[Saved entries]

-.-.-

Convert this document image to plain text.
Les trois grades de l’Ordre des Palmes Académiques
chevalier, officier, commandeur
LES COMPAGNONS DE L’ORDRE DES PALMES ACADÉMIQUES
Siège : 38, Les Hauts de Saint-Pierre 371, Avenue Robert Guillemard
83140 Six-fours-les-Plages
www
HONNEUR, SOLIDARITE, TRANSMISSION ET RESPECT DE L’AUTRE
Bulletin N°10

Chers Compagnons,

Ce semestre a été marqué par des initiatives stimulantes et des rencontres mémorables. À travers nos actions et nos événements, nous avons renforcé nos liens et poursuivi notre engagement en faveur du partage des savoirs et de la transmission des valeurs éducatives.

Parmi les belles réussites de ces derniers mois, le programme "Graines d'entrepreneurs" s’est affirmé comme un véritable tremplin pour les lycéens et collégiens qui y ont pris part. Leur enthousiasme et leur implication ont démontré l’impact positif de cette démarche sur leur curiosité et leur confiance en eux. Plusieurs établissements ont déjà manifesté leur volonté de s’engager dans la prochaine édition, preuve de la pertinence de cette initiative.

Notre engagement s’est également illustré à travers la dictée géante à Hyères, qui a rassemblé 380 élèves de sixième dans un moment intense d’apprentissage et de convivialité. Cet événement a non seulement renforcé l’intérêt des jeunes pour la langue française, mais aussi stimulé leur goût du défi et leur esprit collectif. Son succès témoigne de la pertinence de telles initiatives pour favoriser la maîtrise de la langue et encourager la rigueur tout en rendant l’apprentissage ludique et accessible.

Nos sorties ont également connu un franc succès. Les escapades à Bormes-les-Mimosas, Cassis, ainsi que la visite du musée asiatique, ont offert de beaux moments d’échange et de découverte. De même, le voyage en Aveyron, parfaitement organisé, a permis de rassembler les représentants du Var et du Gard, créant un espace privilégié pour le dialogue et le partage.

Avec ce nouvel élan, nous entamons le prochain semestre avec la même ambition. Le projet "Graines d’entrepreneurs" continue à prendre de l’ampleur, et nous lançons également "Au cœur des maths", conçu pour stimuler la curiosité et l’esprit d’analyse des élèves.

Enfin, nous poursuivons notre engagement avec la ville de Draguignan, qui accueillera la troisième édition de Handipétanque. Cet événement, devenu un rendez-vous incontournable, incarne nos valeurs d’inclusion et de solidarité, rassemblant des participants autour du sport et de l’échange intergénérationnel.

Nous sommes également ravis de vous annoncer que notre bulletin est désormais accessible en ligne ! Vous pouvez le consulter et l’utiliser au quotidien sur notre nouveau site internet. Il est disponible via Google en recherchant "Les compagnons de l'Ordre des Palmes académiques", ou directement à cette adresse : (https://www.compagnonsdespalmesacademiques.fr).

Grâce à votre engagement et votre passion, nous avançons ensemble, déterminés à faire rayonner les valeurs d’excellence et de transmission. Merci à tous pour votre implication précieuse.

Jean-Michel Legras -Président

-.-.-

▶ **TASK INSTRUCTIONS**
Copy every line exactly. Leave nothing out.

▶ **ANSWER IN FULL**
Convert this document image to plain text.
Les trois grades de l’Ordre des Palmes Académiques
chevalier, officier, commandeur
LES COMPAGNONS DE L’ORDRE DES PALMES ACADÉMIQUES
Siège : 38, Les Hauts de Saint-Pierre 371, Avenue Robert Guillemard
83140 Six-fours-les-Plages
www
HONNEUR, SOLIDARITE, TRANSMISSION ET RESPECT DE L’AUTRE
Bulletin N°10

Chers Compagnons,

Ce semestre a été marqué par des initiatives stimulantes et des rencontres mémorables. À travers nos actions et nos événements, nous avons renforcé nos liens et poursuivi notre engagement en faveur du partage des savoirs et de la transmission des valeurs éducatives.

Parmi les belles réussites de ces derniers mois, le programme "Graines d'entrepreneurs" s’est affirmé comme un véritable tremplin pour les lycéens et collégiens qui y ont pris part. Leur enthousiasme et leur implication ont démontré l’impact positif de cette démarche sur leur curiosité et leur confiance en eux. Plusieurs établissements ont déjà manifesté leur volonté de s’engager dans la prochaine édition, preuve de la pertinence de cette initiative.

Notre engagement s’est également illustré à travers la dictée géante à Hyères, qui a rassemblé 380 élèves de sixième dans un moment intense d’apprentissage et de convivialité. Cet événement a non seulement renforcé l’intérêt des jeunes pour la langue française, mais aussi stimulé leur goût du défi et leur esprit collectif. Son succès témoigne de la pertinence de telles initiatives pour favoriser la maîtrise de la langue et encourager la rigueur tout en rendant l’apprentissage ludique et accessible.

Nos sorties ont également connu un franc succès. Les escapades à Bormes-les-Mimosas, Cassis, ainsi que la visite du musée asiatique, ont offert de beaux moments d’échange et de découverte. De même, le voyage en Aveyron, parfaitement organisé, a permis de rassembler les représentants du Var et du Gard, créant un espace privilégié pour le dialogue et le partage.

Avec ce nouvel élan, nous entamons le prochain semestre avec la même ambition. Le projet "Graines d’entrepreneurs" continue à prendre de l’ampleur, et nous lançons également "Au cœur des maths", conçu pour stimuler la curiosité et l’esprit d’analyse des élèves.

Enfin, nous poursuivons notre engagement avec la ville de Draguignan, qui accueillera la troisième édition de Handipétanque. Cet événement, devenu un rendez-vous incontournable, incarne nos valeurs d’inclusion et de solidarité, rassemblant des participants autour du sport et de l’échange intergénérationnel.

Nous sommes également ravis de vous annoncer que notre bulletin est désormais accessible en ligne ! Vous pouvez le consulter et l’utiliser au quotidien sur notre nouveau site internet. Il est disponible via Google en recherchant "Les compagnons de l'Ordre des Palmes académiques", ou directement à cette adresse : (https://www.compagnonsdespalmesacademiques.fr).

Grâce à votre engagement et votre passion, nous avançons ensemble, déterminés à faire rayonner les valeurs d’excellence et de transmission. Merci à tous pour votre implication précieuse.

Jean-Michel Legras -Président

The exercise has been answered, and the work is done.